** Begin **
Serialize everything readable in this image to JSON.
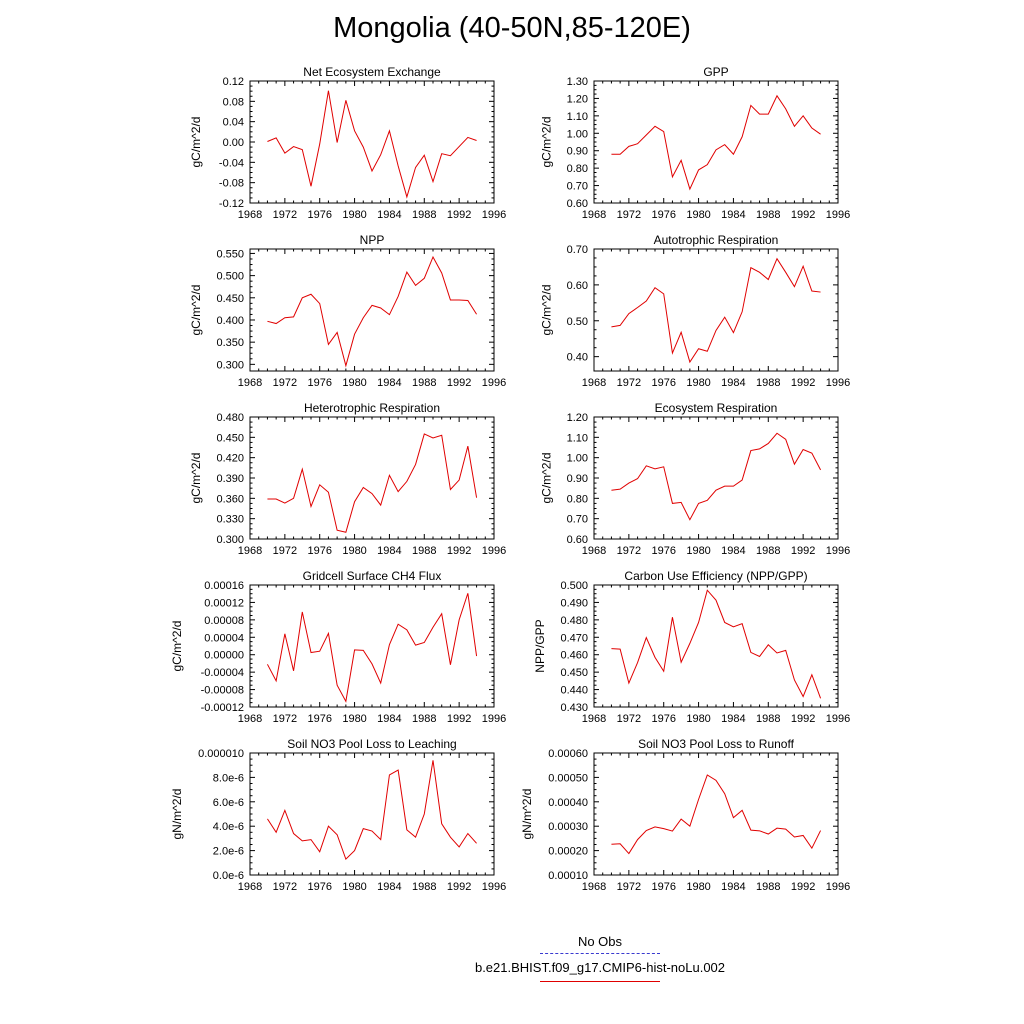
{
  "title": "Mongolia (40-50N,85-120E)",
  "legend": {
    "obs_label": "No Obs",
    "case_label": "b.e21.BHIST.f09_g17.CMIP6-hist-noLu.002",
    "obs_color": "#3a3ad0",
    "case_color": "#e00000"
  },
  "chart_data": [
    {
      "type": "line",
      "title": "Net Ecosystem Exchange",
      "ylabel": "gC/m^2/d",
      "xlim": [
        1968,
        1996
      ],
      "xticks": [
        "1968",
        "1972",
        "1976",
        "1980",
        "1984",
        "1988",
        "1992",
        "1996"
      ],
      "ylim": [
        -0.12,
        0.12
      ],
      "yticks": [
        "-0.12",
        "-0.08",
        "-0.04",
        "0.00",
        "0.04",
        "0.08",
        "0.12"
      ],
      "x": [
        1970,
        1971,
        1972,
        1973,
        1974,
        1975,
        1976,
        1977,
        1978,
        1979,
        1980,
        1981,
        1982,
        1983,
        1984,
        1985,
        1986,
        1987,
        1988,
        1989,
        1990,
        1991,
        1992,
        1993,
        1994
      ],
      "series": [
        {
          "values": [
            0.001,
            0.008,
            -0.022,
            -0.009,
            -0.015,
            -0.087,
            -0.004,
            0.101,
            -0.001,
            0.082,
            0.022,
            -0.01,
            -0.057,
            -0.025,
            0.022,
            -0.047,
            -0.108,
            -0.05,
            -0.026,
            -0.078,
            -0.023,
            -0.027,
            -0.009,
            0.009,
            0.003
          ],
          "color": "#e00000"
        }
      ]
    },
    {
      "type": "line",
      "title": "GPP",
      "ylabel": "gC/m^2/d",
      "xlim": [
        1968,
        1996
      ],
      "xticks": [
        "1968",
        "1972",
        "1976",
        "1980",
        "1984",
        "1988",
        "1992",
        "1996"
      ],
      "ylim": [
        0.6,
        1.3
      ],
      "yticks": [
        "0.60",
        "0.70",
        "0.80",
        "0.90",
        "1.00",
        "1.10",
        "1.20",
        "1.30"
      ],
      "x": [
        1970,
        1971,
        1972,
        1973,
        1974,
        1975,
        1976,
        1977,
        1978,
        1979,
        1980,
        1981,
        1982,
        1983,
        1984,
        1985,
        1986,
        1987,
        1988,
        1989,
        1990,
        1991,
        1992,
        1993,
        1994
      ],
      "series": [
        {
          "values": [
            0.88,
            0.88,
            0.925,
            0.94,
            0.99,
            1.04,
            1.01,
            0.75,
            0.845,
            0.68,
            0.79,
            0.82,
            0.905,
            0.935,
            0.88,
            0.98,
            1.16,
            1.11,
            1.11,
            1.215,
            1.14,
            1.04,
            1.1,
            1.03,
            0.995
          ],
          "color": "#e00000"
        }
      ]
    },
    {
      "type": "line",
      "title": "NPP",
      "ylabel": "gC/m^2/d",
      "xlim": [
        1968,
        1996
      ],
      "xticks": [
        "1968",
        "1972",
        "1976",
        "1980",
        "1984",
        "1988",
        "1992",
        "1996"
      ],
      "ylim": [
        0.285,
        0.56
      ],
      "yticks": [
        "0.300",
        "0.350",
        "0.400",
        "0.450",
        "0.500",
        "0.550"
      ],
      "x": [
        1970,
        1971,
        1972,
        1973,
        1974,
        1975,
        1976,
        1977,
        1978,
        1979,
        1980,
        1981,
        1982,
        1983,
        1984,
        1985,
        1986,
        1987,
        1988,
        1989,
        1990,
        1991,
        1992,
        1993,
        1994
      ],
      "series": [
        {
          "values": [
            0.397,
            0.392,
            0.405,
            0.407,
            0.45,
            0.458,
            0.437,
            0.345,
            0.372,
            0.297,
            0.368,
            0.405,
            0.433,
            0.427,
            0.412,
            0.453,
            0.508,
            0.478,
            0.494,
            0.542,
            0.506,
            0.445,
            0.445,
            0.444,
            0.413
          ],
          "color": "#e00000"
        }
      ]
    },
    {
      "type": "line",
      "title": "Autotrophic Respiration",
      "ylabel": "gC/m^2/d",
      "xlim": [
        1968,
        1996
      ],
      "xticks": [
        "1968",
        "1972",
        "1976",
        "1980",
        "1984",
        "1988",
        "1992",
        "1996"
      ],
      "ylim": [
        0.36,
        0.7
      ],
      "yticks": [
        "0.40",
        "0.50",
        "0.60",
        "0.70"
      ],
      "x": [
        1970,
        1971,
        1972,
        1973,
        1974,
        1975,
        1976,
        1977,
        1978,
        1979,
        1980,
        1981,
        1982,
        1983,
        1984,
        1985,
        1986,
        1987,
        1988,
        1989,
        1990,
        1991,
        1992,
        1993,
        1994
      ],
      "series": [
        {
          "values": [
            0.483,
            0.487,
            0.52,
            0.537,
            0.555,
            0.592,
            0.575,
            0.41,
            0.468,
            0.385,
            0.422,
            0.415,
            0.473,
            0.51,
            0.467,
            0.525,
            0.648,
            0.635,
            0.615,
            0.673,
            0.635,
            0.595,
            0.652,
            0.583,
            0.58
          ],
          "color": "#e00000"
        }
      ]
    },
    {
      "type": "line",
      "title": "Heterotrophic Respiration",
      "ylabel": "gC/m^2/d",
      "xlim": [
        1968,
        1996
      ],
      "xticks": [
        "1968",
        "1972",
        "1976",
        "1980",
        "1984",
        "1988",
        "1992",
        "1996"
      ],
      "ylim": [
        0.3,
        0.48
      ],
      "yticks": [
        "0.300",
        "0.330",
        "0.360",
        "0.390",
        "0.420",
        "0.450",
        "0.480"
      ],
      "x": [
        1970,
        1971,
        1972,
        1973,
        1974,
        1975,
        1976,
        1977,
        1978,
        1979,
        1980,
        1981,
        1982,
        1983,
        1984,
        1985,
        1986,
        1987,
        1988,
        1989,
        1990,
        1991,
        1992,
        1993,
        1994
      ],
      "series": [
        {
          "values": [
            0.359,
            0.359,
            0.353,
            0.36,
            0.403,
            0.348,
            0.38,
            0.369,
            0.313,
            0.31,
            0.355,
            0.376,
            0.367,
            0.35,
            0.394,
            0.37,
            0.385,
            0.41,
            0.455,
            0.449,
            0.453,
            0.373,
            0.387,
            0.437,
            0.361
          ],
          "color": "#e00000"
        }
      ]
    },
    {
      "type": "line",
      "title": "Ecosystem Respiration",
      "ylabel": "gC/m^2/d",
      "xlim": [
        1968,
        1996
      ],
      "xticks": [
        "1968",
        "1972",
        "1976",
        "1980",
        "1984",
        "1988",
        "1992",
        "1996"
      ],
      "ylim": [
        0.6,
        1.2
      ],
      "yticks": [
        "0.60",
        "0.70",
        "0.80",
        "0.90",
        "1.00",
        "1.10",
        "1.20"
      ],
      "x": [
        1970,
        1971,
        1972,
        1973,
        1974,
        1975,
        1976,
        1977,
        1978,
        1979,
        1980,
        1981,
        1982,
        1983,
        1984,
        1985,
        1986,
        1987,
        1988,
        1989,
        1990,
        1991,
        1992,
        1993,
        1994
      ],
      "series": [
        {
          "values": [
            0.84,
            0.845,
            0.875,
            0.897,
            0.96,
            0.945,
            0.955,
            0.775,
            0.78,
            0.695,
            0.775,
            0.79,
            0.84,
            0.86,
            0.86,
            0.89,
            1.035,
            1.043,
            1.07,
            1.12,
            1.09,
            0.968,
            1.04,
            1.022,
            0.94
          ],
          "color": "#e00000"
        }
      ]
    },
    {
      "type": "line",
      "title": "Gridcell Surface CH4 Flux",
      "ylabel": "gC/m^2/d",
      "xlim": [
        1968,
        1996
      ],
      "xticks": [
        "1968",
        "1972",
        "1976",
        "1980",
        "1984",
        "1988",
        "1992",
        "1996"
      ],
      "ylim": [
        -0.00012,
        0.00016
      ],
      "yticks": [
        "-0.00012",
        "-0.00008",
        "-0.00004",
        "0.00000",
        "0.00004",
        "0.00008",
        "0.00012",
        "0.00016"
      ],
      "x": [
        1970,
        1971,
        1972,
        1973,
        1974,
        1975,
        1976,
        1977,
        1978,
        1979,
        1980,
        1981,
        1982,
        1983,
        1984,
        1985,
        1986,
        1987,
        1988,
        1989,
        1990,
        1991,
        1992,
        1993,
        1994
      ],
      "series": [
        {
          "values": [
            -2.2e-05,
            -6e-05,
            4.8e-05,
            -3.7e-05,
            9.8e-05,
            5e-06,
            8e-06,
            4.9e-05,
            -7e-05,
            -0.000107,
            1.1e-05,
            1e-05,
            -2.1e-05,
            -6.5e-05,
            2.3e-05,
            7e-05,
            5.7e-05,
            2.2e-05,
            2.8e-05,
            6.3e-05,
            9.4e-05,
            -2.3e-05,
            8e-05,
            0.000141,
            -3e-06
          ],
          "color": "#e00000"
        }
      ]
    },
    {
      "type": "line",
      "title": "Carbon Use Efficiency (NPP/GPP)",
      "ylabel": "NPP/GPP",
      "xlim": [
        1968,
        1996
      ],
      "xticks": [
        "1968",
        "1972",
        "1976",
        "1980",
        "1984",
        "1988",
        "1992",
        "1996"
      ],
      "ylim": [
        0.43,
        0.5
      ],
      "yticks": [
        "0.430",
        "0.440",
        "0.450",
        "0.460",
        "0.470",
        "0.480",
        "0.490",
        "0.500"
      ],
      "x": [
        1970,
        1971,
        1972,
        1973,
        1974,
        1975,
        1976,
        1977,
        1978,
        1979,
        1980,
        1981,
        1982,
        1983,
        1984,
        1985,
        1986,
        1987,
        1988,
        1989,
        1990,
        1991,
        1992,
        1993,
        1994
      ],
      "series": [
        {
          "values": [
            0.4635,
            0.4632,
            0.4437,
            0.4555,
            0.4698,
            0.4585,
            0.4505,
            0.4815,
            0.4557,
            0.4665,
            0.4785,
            0.497,
            0.4913,
            0.4785,
            0.476,
            0.4778,
            0.4613,
            0.459,
            0.4657,
            0.461,
            0.4625,
            0.4455,
            0.436,
            0.4485,
            0.435
          ],
          "color": "#e00000"
        }
      ]
    },
    {
      "type": "line",
      "title": "Soil NO3 Pool Loss to Leaching",
      "ylabel": "gN/m^2/d",
      "xlim": [
        1968,
        1996
      ],
      "xticks": [
        "1968",
        "1972",
        "1976",
        "1980",
        "1984",
        "1988",
        "1992",
        "1996"
      ],
      "ylim": [
        0,
        1e-05
      ],
      "yticks": [
        "0.0e-6",
        "2.0e-6",
        "4.0e-6",
        "6.0e-6",
        "8.0e-6",
        "0.000010"
      ],
      "x": [
        1970,
        1971,
        1972,
        1973,
        1974,
        1975,
        1976,
        1977,
        1978,
        1979,
        1980,
        1981,
        1982,
        1983,
        1984,
        1985,
        1986,
        1987,
        1988,
        1989,
        1990,
        1991,
        1992,
        1993,
        1994
      ],
      "series": [
        {
          "values": [
            4.6e-06,
            3.5e-06,
            5.3e-06,
            3.4e-06,
            2.8e-06,
            2.9e-06,
            1.9e-06,
            4e-06,
            3.3e-06,
            1.3e-06,
            2e-06,
            3.8e-06,
            3.6e-06,
            2.9e-06,
            8.2e-06,
            8.6e-06,
            3.7e-06,
            3.1e-06,
            5e-06,
            9.4e-06,
            4.2e-06,
            3.1e-06,
            2.3e-06,
            3.4e-06,
            2.6e-06
          ],
          "color": "#e00000"
        }
      ]
    },
    {
      "type": "line",
      "title": "Soil NO3 Pool Loss to Runoff",
      "ylabel": "gN/m^2/d",
      "xlim": [
        1968,
        1996
      ],
      "xticks": [
        "1968",
        "1972",
        "1976",
        "1980",
        "1984",
        "1988",
        "1992",
        "1996"
      ],
      "ylim": [
        0.0001,
        0.0006
      ],
      "yticks": [
        "0.00010",
        "0.00020",
        "0.00030",
        "0.00040",
        "0.00050",
        "0.00060"
      ],
      "x": [
        1970,
        1971,
        1972,
        1973,
        1974,
        1975,
        1976,
        1977,
        1978,
        1979,
        1980,
        1981,
        1982,
        1983,
        1984,
        1985,
        1986,
        1987,
        1988,
        1989,
        1990,
        1991,
        1992,
        1993,
        1994
      ],
      "series": [
        {
          "values": [
            0.000226,
            0.000228,
            0.000188,
            0.000245,
            0.000282,
            0.000297,
            0.00029,
            0.00028,
            0.000329,
            0.0003,
            0.00041,
            0.00051,
            0.000488,
            0.000433,
            0.000335,
            0.000365,
            0.000284,
            0.000281,
            0.000268,
            0.000292,
            0.000288,
            0.000256,
            0.000262,
            0.00021,
            0.000282
          ],
          "color": "#e00000"
        }
      ]
    }
  ]
}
** End **
● **EXERCISE OBJECTIVE**
From the listing, copy each line containing the word "Pool".

● **ANSWER TO THIS TASK**
      "title": "Soil NO3 Pool Loss to Leaching",
      "title": "Soil NO3 Pool Loss to Runoff",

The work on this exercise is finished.